> _What the task requires_
Report the count of lines below that include "Town", without any other text.

> _Data entries_
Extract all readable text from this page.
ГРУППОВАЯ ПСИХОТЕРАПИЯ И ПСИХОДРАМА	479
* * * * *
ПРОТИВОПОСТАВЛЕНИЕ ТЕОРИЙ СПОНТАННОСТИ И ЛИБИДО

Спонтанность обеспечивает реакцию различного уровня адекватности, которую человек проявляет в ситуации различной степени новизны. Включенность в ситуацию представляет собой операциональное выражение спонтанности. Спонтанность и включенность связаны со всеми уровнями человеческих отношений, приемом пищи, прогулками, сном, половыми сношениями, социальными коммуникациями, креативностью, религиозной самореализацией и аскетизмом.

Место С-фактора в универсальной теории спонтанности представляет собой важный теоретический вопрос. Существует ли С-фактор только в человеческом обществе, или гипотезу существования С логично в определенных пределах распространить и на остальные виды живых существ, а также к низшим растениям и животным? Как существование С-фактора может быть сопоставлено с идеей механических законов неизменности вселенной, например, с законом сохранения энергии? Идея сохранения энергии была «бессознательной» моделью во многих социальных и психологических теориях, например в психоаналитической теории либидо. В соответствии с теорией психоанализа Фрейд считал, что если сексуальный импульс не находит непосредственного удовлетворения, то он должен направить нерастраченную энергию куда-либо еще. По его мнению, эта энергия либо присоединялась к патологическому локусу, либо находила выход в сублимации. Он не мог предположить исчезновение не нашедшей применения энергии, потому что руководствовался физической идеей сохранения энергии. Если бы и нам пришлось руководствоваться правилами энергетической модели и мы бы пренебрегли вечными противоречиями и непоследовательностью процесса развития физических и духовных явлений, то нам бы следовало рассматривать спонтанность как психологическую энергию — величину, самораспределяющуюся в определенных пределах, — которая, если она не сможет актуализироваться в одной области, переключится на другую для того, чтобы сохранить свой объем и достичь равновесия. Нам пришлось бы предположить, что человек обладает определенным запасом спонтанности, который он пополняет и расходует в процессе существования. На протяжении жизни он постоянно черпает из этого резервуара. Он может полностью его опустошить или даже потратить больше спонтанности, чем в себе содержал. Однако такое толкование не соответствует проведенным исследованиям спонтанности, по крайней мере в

==

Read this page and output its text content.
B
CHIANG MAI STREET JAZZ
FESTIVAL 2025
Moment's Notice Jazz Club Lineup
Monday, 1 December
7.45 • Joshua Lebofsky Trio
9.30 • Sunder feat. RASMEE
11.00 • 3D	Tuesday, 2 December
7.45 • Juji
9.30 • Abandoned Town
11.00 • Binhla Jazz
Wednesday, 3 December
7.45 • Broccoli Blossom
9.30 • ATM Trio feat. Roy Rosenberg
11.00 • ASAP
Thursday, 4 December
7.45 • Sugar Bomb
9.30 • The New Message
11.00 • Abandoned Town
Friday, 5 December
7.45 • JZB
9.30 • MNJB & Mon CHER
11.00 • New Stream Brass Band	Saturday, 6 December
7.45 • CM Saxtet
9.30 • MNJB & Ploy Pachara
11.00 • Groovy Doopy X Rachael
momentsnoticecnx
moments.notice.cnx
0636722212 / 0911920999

---

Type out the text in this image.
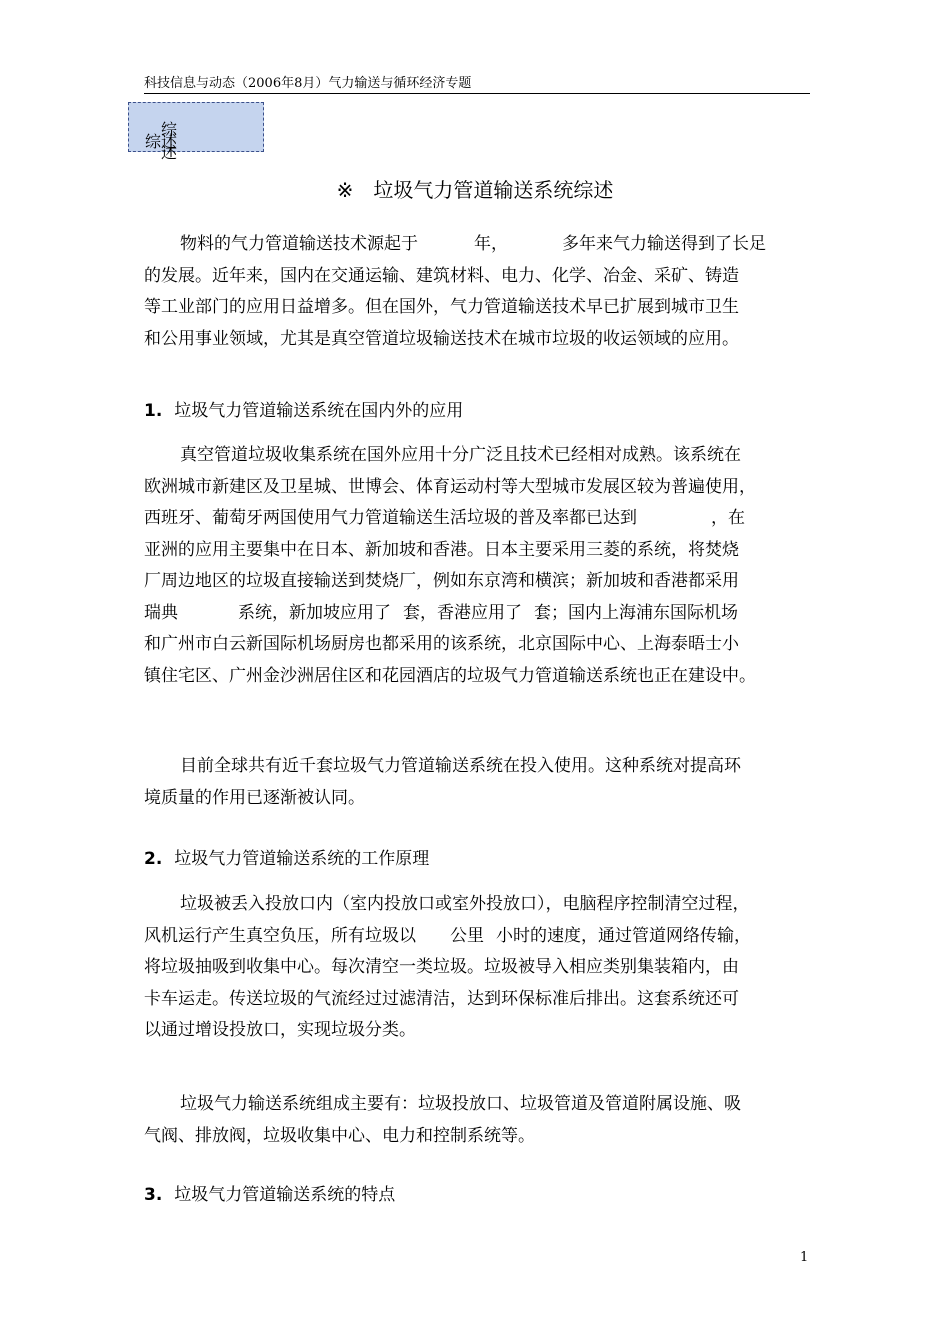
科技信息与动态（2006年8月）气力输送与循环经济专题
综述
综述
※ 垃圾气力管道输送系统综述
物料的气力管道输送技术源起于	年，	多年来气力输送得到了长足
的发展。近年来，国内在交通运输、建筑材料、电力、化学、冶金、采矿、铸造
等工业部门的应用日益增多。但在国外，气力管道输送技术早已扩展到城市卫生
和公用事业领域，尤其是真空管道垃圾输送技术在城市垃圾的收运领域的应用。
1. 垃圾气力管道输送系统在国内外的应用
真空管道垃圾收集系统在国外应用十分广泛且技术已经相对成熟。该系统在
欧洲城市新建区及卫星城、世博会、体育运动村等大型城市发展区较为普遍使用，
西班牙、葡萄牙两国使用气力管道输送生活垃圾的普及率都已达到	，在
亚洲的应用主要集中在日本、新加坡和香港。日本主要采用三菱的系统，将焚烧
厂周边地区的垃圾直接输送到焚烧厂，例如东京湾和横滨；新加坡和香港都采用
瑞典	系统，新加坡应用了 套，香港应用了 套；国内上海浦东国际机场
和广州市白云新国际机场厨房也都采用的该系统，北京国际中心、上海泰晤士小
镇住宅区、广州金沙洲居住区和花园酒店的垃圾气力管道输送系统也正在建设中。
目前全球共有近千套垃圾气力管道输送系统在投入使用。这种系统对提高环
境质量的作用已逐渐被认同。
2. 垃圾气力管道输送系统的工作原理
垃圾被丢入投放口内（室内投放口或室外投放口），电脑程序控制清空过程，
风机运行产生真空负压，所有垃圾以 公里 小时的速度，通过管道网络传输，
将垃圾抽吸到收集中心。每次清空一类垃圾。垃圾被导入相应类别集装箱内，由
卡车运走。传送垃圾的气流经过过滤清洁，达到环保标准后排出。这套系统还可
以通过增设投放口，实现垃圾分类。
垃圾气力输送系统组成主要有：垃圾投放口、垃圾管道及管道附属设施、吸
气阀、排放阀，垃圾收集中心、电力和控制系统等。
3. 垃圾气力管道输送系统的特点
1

> _Response to the exercise_
2